## Task directions
Below are some records. Pull every line that contains the word "disediakan".

|---|

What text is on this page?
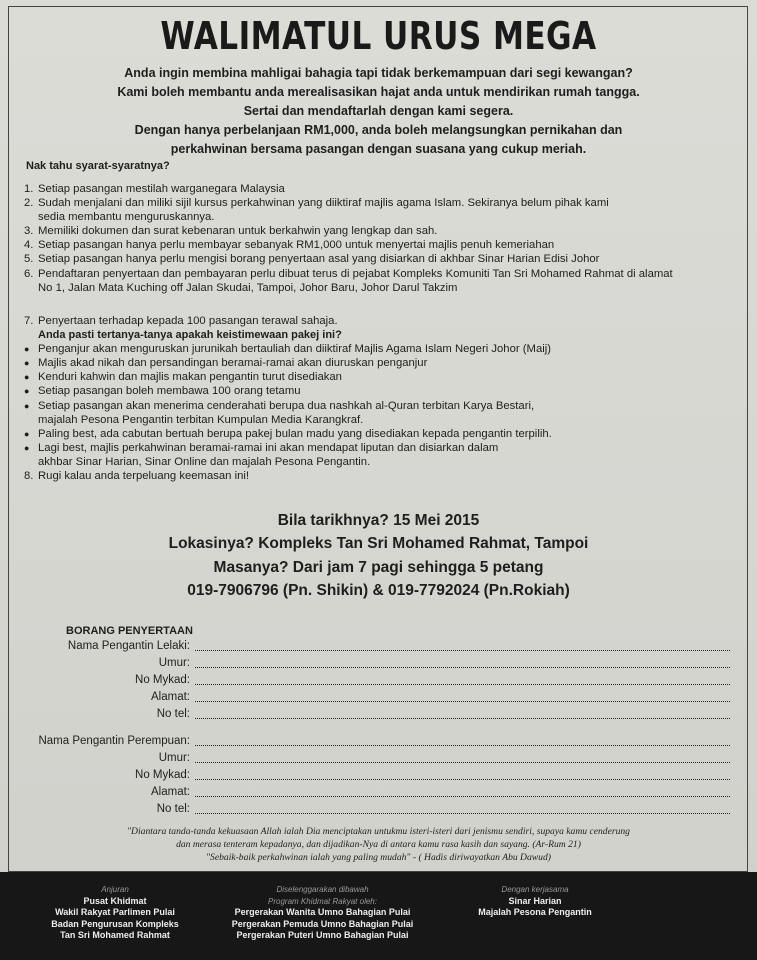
WALIMATUL URUS MEGA
Anda ingin membina mahligai bahagia tapi tidak berkemampuan dari segi kewangan?
Kami boleh membantu anda merealisasikan hajat anda untuk mendirikan rumah tangga.
Sertai dan mendaftarlah dengan kami segera.
Dengan hanya perbelanjaan RM1,000, anda boleh melangsungkan pernikahan dan
perkahwinan bersama pasangan dengan suasana yang cukup meriah.
Nak tahu syarat-syaratnya?
1. Setiap pasangan mestilah warganegara Malaysia
2. Sudah menjalani dan miliki sijil kursus perkahwinan yang diiktiraf majlis agama Islam. Sekiranya belum pihak kami
sedia membantu menguruskannya.
3. Memiliki dokumen dan surat kebenaran untuk berkahwin yang lengkap dan sah.
4. Setiap pasangan hanya perlu membayar sebanyak RM1,000 untuk menyertai majlis penuh kemeriahan
5. Setiap pasangan hanya perlu mengisi borang penyertaan asal yang disiarkan di akhbar Sinar Harian Edisi Johor
6. Pendaftaran penyertaan dan pembayaran perlu dibuat terus di pejabat Kompleks Komuniti Tan Sri Mohamed Rahmat di alamat
No 1, Jalan Mata Kuching off Jalan Skudai, Tampoi, Johor Baru, Johor Darul Takzim
7. Penyertaan terhadap kepada 100 pasangan terawal sahaja.
Anda pasti tertanya-tanya apakah keistimewaan pakej ini?
● Penganjur akan menguruskan jurunikah bertauliah dan diiktiraf Majlis Agama Islam Negeri Johor (Maij)
● Majlis akad nikah dan persandingan beramai-ramai akan diuruskan penganjur
● Kenduri kahwin dan majlis makan pengantin turut disediakan
● Setiap pasangan boleh membawa 100 orang tetamu
● Setiap pasangan akan menerima cenderahati berupa dua nashkah al-Quran terbitan Karya Bestari,
majalah Pesona Pengantin terbitan Kumpulan Media Karangkraf.
● Paling best, ada cabutan bertuah berupa pakej bulan madu yang disediakan kepada pengantin terpilih.
● Lagi best, majlis perkahwinan beramai-ramai ini akan mendapat liputan dan disiarkan dalam
akhbar Sinar Harian, Sinar Online dan majalah Pesona Pengantin.
8. Rugi kalau anda terpeluang keemasan ini!
Bila tarikhnya? 15 Mei 2015
Lokasinya? Kompleks Tan Sri Mohamed Rahmat, Tampoi
Masanya? Dari jam 7 pagi sehingga 5 petang
019-7906796 (Pn. Shikin) & 019-7792024 (Pn.Rokiah)
BORANG PENYERTAAN
Nama Pengantin Lelaki:
Umur:
No Mykad:
Alamat:
No tel:
Nama Pengantin Perempuan:
Umur:
No Mykad:
Alamat:
No tel:
"Diantara tanda-tanda kekuasaan Allah ialah Dia menciptakan untukmu isteri-isteri dari jenismu sendiri, supaya kamu cenderung
dan merasa tenteram kepadanya, dan dijadikan-Nya di antara kamu rasa kasih dan sayang. (Ar-Rum 21)
"Sebaik-baik perkahwinan ialah yang paling mudah" - ( Hadis diriwayatkan Abu Dawud)
Anjuran
Pusat Khidmat
Wakil Rakyat Parlimen Pulai
Badan Pengurusan Kompleks
Tan Sri Mohamed Rahmat
Diselenggarakan dibawah
Program Khidmat Rakyat oleh:
Pergerakan Wanita Umno Bahagian Pulai
Pergerakan Pemuda Umno Bahagian Pulai
Pergerakan Puteri Umno Bahagian Pulai
Dengan kerjasama
Sinar Harian
Majalah Pesona Pengantin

|---|

## Written solution
● Kenduri kahwin dan majlis makan pengantin turut disediakan
● Paling best, ada cabutan bertuah berupa pakej bulan madu yang disediakan kepada pengantin terpilih.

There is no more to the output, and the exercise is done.